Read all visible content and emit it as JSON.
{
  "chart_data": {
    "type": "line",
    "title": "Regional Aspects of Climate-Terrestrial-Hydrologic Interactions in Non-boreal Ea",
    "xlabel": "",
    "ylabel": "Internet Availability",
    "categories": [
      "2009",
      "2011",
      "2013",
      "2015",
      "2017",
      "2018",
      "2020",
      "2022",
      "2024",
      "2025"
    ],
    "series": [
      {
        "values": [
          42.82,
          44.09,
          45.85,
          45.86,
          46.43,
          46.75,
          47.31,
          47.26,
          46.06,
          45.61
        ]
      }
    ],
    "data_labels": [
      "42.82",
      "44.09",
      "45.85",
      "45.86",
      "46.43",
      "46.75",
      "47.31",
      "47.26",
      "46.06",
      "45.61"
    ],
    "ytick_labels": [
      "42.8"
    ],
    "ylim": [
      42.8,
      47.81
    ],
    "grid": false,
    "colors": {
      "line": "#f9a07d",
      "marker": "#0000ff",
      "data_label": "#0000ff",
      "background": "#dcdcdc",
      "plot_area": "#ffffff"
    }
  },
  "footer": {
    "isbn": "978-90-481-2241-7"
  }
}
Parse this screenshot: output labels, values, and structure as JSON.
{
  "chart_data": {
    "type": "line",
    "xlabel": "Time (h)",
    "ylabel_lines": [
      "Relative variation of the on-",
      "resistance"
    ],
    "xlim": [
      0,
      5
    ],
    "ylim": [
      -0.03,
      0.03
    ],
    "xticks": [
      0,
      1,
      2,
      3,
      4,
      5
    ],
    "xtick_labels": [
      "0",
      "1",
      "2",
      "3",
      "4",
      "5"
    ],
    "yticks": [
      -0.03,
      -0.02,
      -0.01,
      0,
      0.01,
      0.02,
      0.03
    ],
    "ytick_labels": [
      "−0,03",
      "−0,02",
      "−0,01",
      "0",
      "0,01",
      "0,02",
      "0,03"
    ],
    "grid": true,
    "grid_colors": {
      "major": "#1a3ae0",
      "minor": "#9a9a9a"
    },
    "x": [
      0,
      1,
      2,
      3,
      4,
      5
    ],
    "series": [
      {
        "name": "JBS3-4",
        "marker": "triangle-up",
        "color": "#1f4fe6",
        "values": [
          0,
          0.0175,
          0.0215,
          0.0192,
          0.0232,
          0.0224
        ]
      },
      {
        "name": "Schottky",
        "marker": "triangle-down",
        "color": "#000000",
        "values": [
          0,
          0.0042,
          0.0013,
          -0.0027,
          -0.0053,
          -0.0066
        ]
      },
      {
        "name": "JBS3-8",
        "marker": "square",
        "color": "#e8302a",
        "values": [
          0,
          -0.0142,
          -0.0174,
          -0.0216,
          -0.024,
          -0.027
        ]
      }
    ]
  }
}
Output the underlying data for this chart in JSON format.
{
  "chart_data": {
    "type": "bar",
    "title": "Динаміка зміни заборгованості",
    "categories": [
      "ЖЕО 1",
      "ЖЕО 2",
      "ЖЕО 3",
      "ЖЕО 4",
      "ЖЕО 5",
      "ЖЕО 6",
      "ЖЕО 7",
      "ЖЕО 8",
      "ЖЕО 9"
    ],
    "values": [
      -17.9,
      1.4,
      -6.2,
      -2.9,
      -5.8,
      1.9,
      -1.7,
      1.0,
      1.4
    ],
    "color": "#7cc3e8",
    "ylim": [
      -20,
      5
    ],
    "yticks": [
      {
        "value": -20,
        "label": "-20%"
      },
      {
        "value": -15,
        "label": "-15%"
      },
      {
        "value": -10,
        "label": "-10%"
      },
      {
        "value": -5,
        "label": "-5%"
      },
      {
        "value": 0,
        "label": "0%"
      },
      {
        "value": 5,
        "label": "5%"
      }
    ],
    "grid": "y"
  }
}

# Exercise
From the preceding material, extract every line exactly.

# Result of this exercise
Read all visible content and emit it as JSON.
{
  "chart_data": {
    "type": "line",
    "title": "Regional Aspects of Climate-Terrestrial-Hydrologic Interactions in Non-boreal Ea",
    "xlabel": "",
    "ylabel": "Internet Availability",
    "categories": [
      "2009",
      "2011",
      "2013",
      "2015",
      "2017",
      "2018",
      "2020",
      "2022",
      "2024",
      "2025"
    ],
    "series": [
      {
        "values": [
          42.82,
          44.09,
          45.85,
          45.86,
          46.43,
          46.75,
          47.31,
          47.26,
          46.06,
          45.61
        ]
      }
    ],
    "data_labels": [
      "42.82",
      "44.09",
      "45.85",
      "45.86",
      "46.43",
      "46.75",
      "47.31",
      "47.26",
      "46.06",
      "45.61"
    ],
    "ytick_labels": [
      "42.8"
    ],
    "ylim": [
      42.8,
      47.81
    ],
    "grid": false,
    "colors": {
      "line": "#f9a07d",
      "marker": "#0000ff",
      "data_label": "#0000ff",
      "background": "#dcdcdc",
      "plot_area": "#ffffff"
    }
  },
  "footer": {
    "isbn": "978-90-481-2241-7"
  }
}
Parse this screenshot: output labels, values, and structure as JSON.
{
  "chart_data": {
    "type": "line",
    "xlabel": "Time (h)",
    "ylabel_lines": [
      "Relative variation of the on-",
      "resistance"
    ],
    "xlim": [
      0,
      5
    ],
    "ylim": [
      -0.03,
      0.03
    ],
    "xticks": [
      0,
      1,
      2,
      3,
      4,
      5
    ],
    "xtick_labels": [
      "0",
      "1",
      "2",
      "3",
      "4",
      "5"
    ],
    "yticks": [
      -0.03,
      -0.02,
      -0.01,
      0,
      0.01,
      0.02,
      0.03
    ],
    "ytick_labels": [
      "−0,03",
      "−0,02",
      "−0,01",
      "0",
      "0,01",
      "0,02",
      "0,03"
    ],
    "grid": true,
    "grid_colors": {
      "major": "#1a3ae0",
      "minor": "#9a9a9a"
    },
    "x": [
      0,
      1,
      2,
      3,
      4,
      5
    ],
    "series": [
      {
        "name": "JBS3-4",
        "marker": "triangle-up",
        "color": "#1f4fe6",
        "values": [
          0,
          0.0175,
          0.0215,
          0.0192,
          0.0232,
          0.0224
        ]
      },
      {
        "name": "Schottky",
        "marker": "triangle-down",
        "color": "#000000",
        "values": [
          0,
          0.0042,
          0.0013,
          -0.0027,
          -0.0053,
          -0.0066
        ]
      },
      {
        "name": "JBS3-8",
        "marker": "square",
        "color": "#e8302a",
        "values": [
          0,
          -0.0142,
          -0.0174,
          -0.0216,
          -0.024,
          -0.027
        ]
      }
    ]
  }
}
Output the underlying data for this chart in JSON format.
{
  "chart_data": {
    "type": "bar",
    "title": "Динаміка зміни заборгованості",
    "categories": [
      "ЖЕО 1",
      "ЖЕО 2",
      "ЖЕО 3",
      "ЖЕО 4",
      "ЖЕО 5",
      "ЖЕО 6",
      "ЖЕО 7",
      "ЖЕО 8",
      "ЖЕО 9"
    ],
    "values": [
      -17.9,
      1.4,
      -6.2,
      -2.9,
      -5.8,
      1.9,
      -1.7,
      1.0,
      1.4
    ],
    "color": "#7cc3e8",
    "ylim": [
      -20,
      5
    ],
    "yticks": [
      {
        "value": -20,
        "label": "-20%"
      },
      {
        "value": -15,
        "label": "-15%"
      },
      {
        "value": -10,
        "label": "-10%"
      },
      {
        "value": -5,
        "label": "-5%"
      },
      {
        "value": 0,
        "label": "0%"
      },
      {
        "value": 5,
        "label": "5%"
      }
    ],
    "grid": "y"
  }
}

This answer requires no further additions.